### Your goal
The entries below are to be written out again without alteration.

### Information supplied

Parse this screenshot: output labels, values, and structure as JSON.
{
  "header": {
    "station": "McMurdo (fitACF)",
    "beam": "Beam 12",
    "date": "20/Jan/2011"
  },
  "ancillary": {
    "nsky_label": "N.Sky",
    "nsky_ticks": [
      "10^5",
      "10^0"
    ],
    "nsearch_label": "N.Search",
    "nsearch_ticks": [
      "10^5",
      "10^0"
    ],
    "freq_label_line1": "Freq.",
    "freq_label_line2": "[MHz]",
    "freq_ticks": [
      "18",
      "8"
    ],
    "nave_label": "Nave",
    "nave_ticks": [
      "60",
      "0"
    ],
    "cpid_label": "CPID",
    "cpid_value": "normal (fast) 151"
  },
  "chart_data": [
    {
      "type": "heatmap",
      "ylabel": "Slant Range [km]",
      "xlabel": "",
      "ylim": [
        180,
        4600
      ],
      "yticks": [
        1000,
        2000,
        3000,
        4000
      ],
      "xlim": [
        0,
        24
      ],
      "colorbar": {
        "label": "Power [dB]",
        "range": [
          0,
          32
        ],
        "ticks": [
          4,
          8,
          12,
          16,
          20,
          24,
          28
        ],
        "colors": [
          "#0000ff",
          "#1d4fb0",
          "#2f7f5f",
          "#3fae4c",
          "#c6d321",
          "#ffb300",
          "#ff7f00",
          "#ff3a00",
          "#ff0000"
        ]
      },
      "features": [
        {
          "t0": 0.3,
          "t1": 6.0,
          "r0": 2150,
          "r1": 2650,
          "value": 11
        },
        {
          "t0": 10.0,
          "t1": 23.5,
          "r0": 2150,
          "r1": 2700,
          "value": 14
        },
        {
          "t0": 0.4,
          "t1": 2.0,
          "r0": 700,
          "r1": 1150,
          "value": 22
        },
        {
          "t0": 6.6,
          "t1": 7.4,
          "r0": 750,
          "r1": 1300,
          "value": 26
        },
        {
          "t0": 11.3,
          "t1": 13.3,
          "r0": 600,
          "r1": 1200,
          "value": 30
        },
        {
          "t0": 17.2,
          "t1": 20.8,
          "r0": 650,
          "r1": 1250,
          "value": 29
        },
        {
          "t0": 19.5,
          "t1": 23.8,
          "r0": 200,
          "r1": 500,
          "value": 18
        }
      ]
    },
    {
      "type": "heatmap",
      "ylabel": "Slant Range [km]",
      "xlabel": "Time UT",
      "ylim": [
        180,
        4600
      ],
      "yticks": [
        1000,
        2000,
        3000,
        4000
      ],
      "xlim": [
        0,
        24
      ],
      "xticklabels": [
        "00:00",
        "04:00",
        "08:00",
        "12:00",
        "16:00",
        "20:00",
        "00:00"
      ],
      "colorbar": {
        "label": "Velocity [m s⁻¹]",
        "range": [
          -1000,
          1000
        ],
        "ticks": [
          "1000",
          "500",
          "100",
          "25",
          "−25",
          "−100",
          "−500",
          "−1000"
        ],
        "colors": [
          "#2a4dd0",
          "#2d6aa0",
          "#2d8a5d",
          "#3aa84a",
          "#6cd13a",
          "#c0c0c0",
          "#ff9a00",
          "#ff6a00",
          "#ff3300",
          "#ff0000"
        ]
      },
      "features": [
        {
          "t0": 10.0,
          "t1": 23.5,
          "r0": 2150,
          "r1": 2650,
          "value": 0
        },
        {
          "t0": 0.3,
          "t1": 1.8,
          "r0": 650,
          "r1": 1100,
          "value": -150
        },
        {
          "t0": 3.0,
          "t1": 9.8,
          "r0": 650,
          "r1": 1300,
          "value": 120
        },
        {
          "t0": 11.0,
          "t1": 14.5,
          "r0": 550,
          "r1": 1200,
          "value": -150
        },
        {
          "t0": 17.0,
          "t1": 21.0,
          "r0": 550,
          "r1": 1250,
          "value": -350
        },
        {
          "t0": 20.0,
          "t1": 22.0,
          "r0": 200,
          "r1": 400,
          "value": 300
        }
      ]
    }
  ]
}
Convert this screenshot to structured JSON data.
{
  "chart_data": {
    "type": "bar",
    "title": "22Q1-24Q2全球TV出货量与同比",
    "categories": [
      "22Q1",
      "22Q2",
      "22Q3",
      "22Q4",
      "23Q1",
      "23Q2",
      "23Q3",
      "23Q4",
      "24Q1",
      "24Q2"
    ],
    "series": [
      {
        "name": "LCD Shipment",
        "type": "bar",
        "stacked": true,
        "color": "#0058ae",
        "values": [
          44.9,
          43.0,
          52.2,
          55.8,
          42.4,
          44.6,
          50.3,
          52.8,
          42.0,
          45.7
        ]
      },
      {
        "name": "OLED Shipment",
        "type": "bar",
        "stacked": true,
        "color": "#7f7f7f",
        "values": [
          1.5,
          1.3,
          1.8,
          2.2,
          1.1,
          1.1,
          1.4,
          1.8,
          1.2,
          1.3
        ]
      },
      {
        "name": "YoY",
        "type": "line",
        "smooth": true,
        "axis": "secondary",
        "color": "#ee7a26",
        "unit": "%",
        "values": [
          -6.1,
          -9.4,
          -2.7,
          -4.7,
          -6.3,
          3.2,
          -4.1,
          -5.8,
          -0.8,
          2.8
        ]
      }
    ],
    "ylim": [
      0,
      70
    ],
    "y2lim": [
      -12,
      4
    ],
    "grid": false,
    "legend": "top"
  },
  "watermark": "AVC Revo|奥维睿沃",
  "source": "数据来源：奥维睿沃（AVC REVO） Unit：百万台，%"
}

### Answer below
Parse this screenshot: output labels, values, and structure as JSON.
{
  "header": {
    "station": "McMurdo (fitACF)",
    "beam": "Beam 12",
    "date": "20/Jan/2011"
  },
  "ancillary": {
    "nsky_label": "N.Sky",
    "nsky_ticks": [
      "10^5",
      "10^0"
    ],
    "nsearch_label": "N.Search",
    "nsearch_ticks": [
      "10^5",
      "10^0"
    ],
    "freq_label_line1": "Freq.",
    "freq_label_line2": "[MHz]",
    "freq_ticks": [
      "18",
      "8"
    ],
    "nave_label": "Nave",
    "nave_ticks": [
      "60",
      "0"
    ],
    "cpid_label": "CPID",
    "cpid_value": "normal (fast) 151"
  },
  "chart_data": [
    {
      "type": "heatmap",
      "ylabel": "Slant Range [km]",
      "xlabel": "",
      "ylim": [
        180,
        4600
      ],
      "yticks": [
        1000,
        2000,
        3000,
        4000
      ],
      "xlim": [
        0,
        24
      ],
      "colorbar": {
        "label": "Power [dB]",
        "range": [
          0,
          32
        ],
        "ticks": [
          4,
          8,
          12,
          16,
          20,
          24,
          28
        ],
        "colors": [
          "#0000ff",
          "#1d4fb0",
          "#2f7f5f",
          "#3fae4c",
          "#c6d321",
          "#ffb300",
          "#ff7f00",
          "#ff3a00",
          "#ff0000"
        ]
      },
      "features": [
        {
          "t0": 0.3,
          "t1": 6.0,
          "r0": 2150,
          "r1": 2650,
          "value": 11
        },
        {
          "t0": 10.0,
          "t1": 23.5,
          "r0": 2150,
          "r1": 2700,
          "value": 14
        },
        {
          "t0": 0.4,
          "t1": 2.0,
          "r0": 700,
          "r1": 1150,
          "value": 22
        },
        {
          "t0": 6.6,
          "t1": 7.4,
          "r0": 750,
          "r1": 1300,
          "value": 26
        },
        {
          "t0": 11.3,
          "t1": 13.3,
          "r0": 600,
          "r1": 1200,
          "value": 30
        },
        {
          "t0": 17.2,
          "t1": 20.8,
          "r0": 650,
          "r1": 1250,
          "value": 29
        },
        {
          "t0": 19.5,
          "t1": 23.8,
          "r0": 200,
          "r1": 500,
          "value": 18
        }
      ]
    },
    {
      "type": "heatmap",
      "ylabel": "Slant Range [km]",
      "xlabel": "Time UT",
      "ylim": [
        180,
        4600
      ],
      "yticks": [
        1000,
        2000,
        3000,
        4000
      ],
      "xlim": [
        0,
        24
      ],
      "xticklabels": [
        "00:00",
        "04:00",
        "08:00",
        "12:00",
        "16:00",
        "20:00",
        "00:00"
      ],
      "colorbar": {
        "label": "Velocity [m s⁻¹]",
        "range": [
          -1000,
          1000
        ],
        "ticks": [
          "1000",
          "500",
          "100",
          "25",
          "−25",
          "−100",
          "−500",
          "−1000"
        ],
        "colors": [
          "#2a4dd0",
          "#2d6aa0",
          "#2d8a5d",
          "#3aa84a",
          "#6cd13a",
          "#c0c0c0",
          "#ff9a00",
          "#ff6a00",
          "#ff3300",
          "#ff0000"
        ]
      },
      "features": [
        {
          "t0": 10.0,
          "t1": 23.5,
          "r0": 2150,
          "r1": 2650,
          "value": 0
        },
        {
          "t0": 0.3,
          "t1": 1.8,
          "r0": 650,
          "r1": 1100,
          "value": -150
        },
        {
          "t0": 3.0,
          "t1": 9.8,
          "r0": 650,
          "r1": 1300,
          "value": 120
        },
        {
          "t0": 11.0,
          "t1": 14.5,
          "r0": 550,
          "r1": 1200,
          "value": -150
        },
        {
          "t0": 17.0,
          "t1": 21.0,
          "r0": 550,
          "r1": 1250,
          "value": -350
        },
        {
          "t0": 20.0,
          "t1": 22.0,
          "r0": 200,
          "r1": 400,
          "value": 300
        }
      ]
    }
  ]
}
Convert this screenshot to structured JSON data.
{
  "chart_data": {
    "type": "bar",
    "title": "22Q1-24Q2全球TV出货量与同比",
    "categories": [
      "22Q1",
      "22Q2",
      "22Q3",
      "22Q4",
      "23Q1",
      "23Q2",
      "23Q3",
      "23Q4",
      "24Q1",
      "24Q2"
    ],
    "series": [
      {
        "name": "LCD Shipment",
        "type": "bar",
        "stacked": true,
        "color": "#0058ae",
        "values": [
          44.9,
          43.0,
          52.2,
          55.8,
          42.4,
          44.6,
          50.3,
          52.8,
          42.0,
          45.7
        ]
      },
      {
        "name": "OLED Shipment",
        "type": "bar",
        "stacked": true,
        "color": "#7f7f7f",
        "values": [
          1.5,
          1.3,
          1.8,
          2.2,
          1.1,
          1.1,
          1.4,
          1.8,
          1.2,
          1.3
        ]
      },
      {
        "name": "YoY",
        "type": "line",
        "smooth": true,
        "axis": "secondary",
        "color": "#ee7a26",
        "unit": "%",
        "values": [
          -6.1,
          -9.4,
          -2.7,
          -4.7,
          -6.3,
          3.2,
          -4.1,
          -5.8,
          -0.8,
          2.8
        ]
      }
    ],
    "ylim": [
      0,
      70
    ],
    "y2lim": [
      -12,
      4
    ],
    "grid": false,
    "legend": "top"
  },
  "watermark": "AVC Revo|奥维睿沃",
  "source": "数据来源：奥维睿沃（AVC REVO） Unit：百万台，%"
}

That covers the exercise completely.